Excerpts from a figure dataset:
BEGIN
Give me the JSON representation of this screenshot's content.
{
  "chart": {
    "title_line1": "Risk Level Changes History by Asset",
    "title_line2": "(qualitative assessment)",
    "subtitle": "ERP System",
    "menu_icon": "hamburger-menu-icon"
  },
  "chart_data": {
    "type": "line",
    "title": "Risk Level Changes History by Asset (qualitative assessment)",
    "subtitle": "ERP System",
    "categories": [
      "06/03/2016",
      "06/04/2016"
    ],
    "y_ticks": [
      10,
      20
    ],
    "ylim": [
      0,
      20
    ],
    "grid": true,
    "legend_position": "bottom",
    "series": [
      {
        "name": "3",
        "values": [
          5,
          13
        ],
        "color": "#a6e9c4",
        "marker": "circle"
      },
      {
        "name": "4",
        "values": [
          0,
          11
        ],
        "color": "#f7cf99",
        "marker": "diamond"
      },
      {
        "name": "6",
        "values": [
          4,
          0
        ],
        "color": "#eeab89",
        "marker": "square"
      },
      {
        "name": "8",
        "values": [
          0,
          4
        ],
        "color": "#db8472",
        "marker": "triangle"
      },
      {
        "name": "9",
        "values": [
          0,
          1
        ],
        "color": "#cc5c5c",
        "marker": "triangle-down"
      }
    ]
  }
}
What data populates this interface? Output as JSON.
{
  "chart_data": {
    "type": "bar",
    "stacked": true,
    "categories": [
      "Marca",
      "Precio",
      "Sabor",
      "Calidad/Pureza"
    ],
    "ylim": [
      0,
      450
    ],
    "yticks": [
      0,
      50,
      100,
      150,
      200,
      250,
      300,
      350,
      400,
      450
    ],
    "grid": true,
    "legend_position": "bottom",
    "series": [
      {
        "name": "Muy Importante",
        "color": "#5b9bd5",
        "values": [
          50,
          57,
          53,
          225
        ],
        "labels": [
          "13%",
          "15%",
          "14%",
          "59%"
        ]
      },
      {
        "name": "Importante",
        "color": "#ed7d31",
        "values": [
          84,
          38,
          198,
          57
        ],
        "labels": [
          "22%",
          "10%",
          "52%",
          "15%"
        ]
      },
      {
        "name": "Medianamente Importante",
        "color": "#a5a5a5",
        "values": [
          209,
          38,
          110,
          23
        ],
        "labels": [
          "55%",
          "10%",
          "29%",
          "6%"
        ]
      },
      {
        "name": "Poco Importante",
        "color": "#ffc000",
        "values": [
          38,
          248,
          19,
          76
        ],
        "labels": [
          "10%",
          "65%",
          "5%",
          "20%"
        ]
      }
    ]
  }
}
END
- [Problem details]: Locate the word "Changes" in the data above. Copy every line carrying it.

- [Result of this task]:
    "title_line1": "Risk Level Changes History by Asset",
    "title": "Risk Level Changes History by Asset (qualitative assessment)",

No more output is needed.